■ PROBLEM TO WORK ON ■
Copy out the entries below precisely; nothing is to be omitted.
_ _ _ _
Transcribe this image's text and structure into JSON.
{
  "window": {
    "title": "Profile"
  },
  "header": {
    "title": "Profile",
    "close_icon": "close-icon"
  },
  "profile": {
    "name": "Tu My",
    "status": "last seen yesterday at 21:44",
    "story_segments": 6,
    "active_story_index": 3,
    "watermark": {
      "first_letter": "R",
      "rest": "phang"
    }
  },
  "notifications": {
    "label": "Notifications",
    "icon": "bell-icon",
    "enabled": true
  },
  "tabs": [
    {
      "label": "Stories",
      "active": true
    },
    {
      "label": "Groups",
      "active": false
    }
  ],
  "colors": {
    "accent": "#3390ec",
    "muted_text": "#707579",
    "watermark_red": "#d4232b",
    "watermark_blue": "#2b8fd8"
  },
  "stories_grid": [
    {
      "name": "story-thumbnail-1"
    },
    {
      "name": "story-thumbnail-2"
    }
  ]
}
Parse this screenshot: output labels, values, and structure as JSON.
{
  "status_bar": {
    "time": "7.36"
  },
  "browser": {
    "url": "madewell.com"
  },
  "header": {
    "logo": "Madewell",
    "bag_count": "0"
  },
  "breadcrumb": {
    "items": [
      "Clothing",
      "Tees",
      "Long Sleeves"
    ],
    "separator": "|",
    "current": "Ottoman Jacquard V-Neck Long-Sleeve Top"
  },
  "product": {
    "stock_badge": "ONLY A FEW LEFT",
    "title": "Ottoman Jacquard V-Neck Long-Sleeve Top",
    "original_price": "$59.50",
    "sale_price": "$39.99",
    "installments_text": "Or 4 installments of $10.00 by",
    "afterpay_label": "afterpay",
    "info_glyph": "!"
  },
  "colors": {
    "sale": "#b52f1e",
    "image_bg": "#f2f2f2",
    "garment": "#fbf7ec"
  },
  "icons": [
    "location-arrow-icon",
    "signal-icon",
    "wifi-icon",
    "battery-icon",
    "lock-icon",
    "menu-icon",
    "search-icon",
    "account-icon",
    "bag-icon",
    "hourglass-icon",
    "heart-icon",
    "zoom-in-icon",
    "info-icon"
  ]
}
_ _ _ _
■ SOLUTION ■
Transcribe this image's text and structure into JSON.
{
  "window": {
    "title": "Profile"
  },
  "header": {
    "title": "Profile",
    "close_icon": "close-icon"
  },
  "profile": {
    "name": "Tu My",
    "status": "last seen yesterday at 21:44",
    "story_segments": 6,
    "active_story_index": 3,
    "watermark": {
      "first_letter": "R",
      "rest": "phang"
    }
  },
  "notifications": {
    "label": "Notifications",
    "icon": "bell-icon",
    "enabled": true
  },
  "tabs": [
    {
      "label": "Stories",
      "active": true
    },
    {
      "label": "Groups",
      "active": false
    }
  ],
  "colors": {
    "accent": "#3390ec",
    "muted_text": "#707579",
    "watermark_red": "#d4232b",
    "watermark_blue": "#2b8fd8"
  },
  "stories_grid": [
    {
      "name": "story-thumbnail-1"
    },
    {
      "name": "story-thumbnail-2"
    }
  ]
}
Parse this screenshot: output labels, values, and structure as JSON.
{
  "status_bar": {
    "time": "7.36"
  },
  "browser": {
    "url": "madewell.com"
  },
  "header": {
    "logo": "Madewell",
    "bag_count": "0"
  },
  "breadcrumb": {
    "items": [
      "Clothing",
      "Tees",
      "Long Sleeves"
    ],
    "separator": "|",
    "current": "Ottoman Jacquard V-Neck Long-Sleeve Top"
  },
  "product": {
    "stock_badge": "ONLY A FEW LEFT",
    "title": "Ottoman Jacquard V-Neck Long-Sleeve Top",
    "original_price": "$59.50",
    "sale_price": "$39.99",
    "installments_text": "Or 4 installments of $10.00 by",
    "afterpay_label": "afterpay",
    "info_glyph": "!"
  },
  "colors": {
    "sale": "#b52f1e",
    "image_bg": "#f2f2f2",
    "garment": "#fbf7ec"
  },
  "icons": [
    "location-arrow-icon",
    "signal-icon",
    "wifi-icon",
    "battery-icon",
    "lock-icon",
    "menu-icon",
    "search-icon",
    "account-icon",
    "bag-icon",
    "hourglass-icon",
    "heart-icon",
    "zoom-in-icon",
    "info-icon"
  ]
}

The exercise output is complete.